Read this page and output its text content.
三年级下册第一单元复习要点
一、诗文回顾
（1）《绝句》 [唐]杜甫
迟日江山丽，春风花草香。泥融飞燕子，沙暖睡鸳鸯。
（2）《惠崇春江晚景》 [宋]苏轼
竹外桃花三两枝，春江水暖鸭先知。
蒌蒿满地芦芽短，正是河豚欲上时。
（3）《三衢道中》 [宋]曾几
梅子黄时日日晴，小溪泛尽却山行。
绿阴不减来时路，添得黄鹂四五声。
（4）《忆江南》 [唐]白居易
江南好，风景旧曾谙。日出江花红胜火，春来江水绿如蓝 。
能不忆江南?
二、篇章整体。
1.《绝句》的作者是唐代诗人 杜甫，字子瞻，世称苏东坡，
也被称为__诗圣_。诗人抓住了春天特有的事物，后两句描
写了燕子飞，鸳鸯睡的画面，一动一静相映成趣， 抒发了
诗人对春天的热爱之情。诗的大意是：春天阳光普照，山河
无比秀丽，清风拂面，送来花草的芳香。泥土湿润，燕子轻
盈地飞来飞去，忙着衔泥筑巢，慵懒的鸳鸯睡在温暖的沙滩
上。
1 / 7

*-*-*

» Given instruction
Copy the material above back out, exactly as written.

» Answer below
Read this page and output its text content.
三年级下册第一单元复习要点
一、诗文回顾
（1）《绝句》 [唐]杜甫
迟日江山丽，春风花草香。泥融飞燕子，沙暖睡鸳鸯。
（2）《惠崇春江晚景》 [宋]苏轼
竹外桃花三两枝，春江水暖鸭先知。
蒌蒿满地芦芽短，正是河豚欲上时。
（3）《三衢道中》 [宋]曾几
梅子黄时日日晴，小溪泛尽却山行。
绿阴不减来时路，添得黄鹂四五声。
（4）《忆江南》 [唐]白居易
江南好，风景旧曾谙。日出江花红胜火，春来江水绿如蓝 。
能不忆江南?
二、篇章整体。
1.《绝句》的作者是唐代诗人 杜甫，字子瞻，世称苏东坡，
也被称为__诗圣_。诗人抓住了春天特有的事物，后两句描
写了燕子飞，鸳鸯睡的画面，一动一静相映成趣， 抒发了
诗人对春天的热爱之情。诗的大意是：春天阳光普照，山河
无比秀丽，清风拂面，送来花草的芳香。泥土湿润，燕子轻
盈地飞来飞去，忙着衔泥筑巢，慵懒的鸳鸯睡在温暖的沙滩
上。
1 / 7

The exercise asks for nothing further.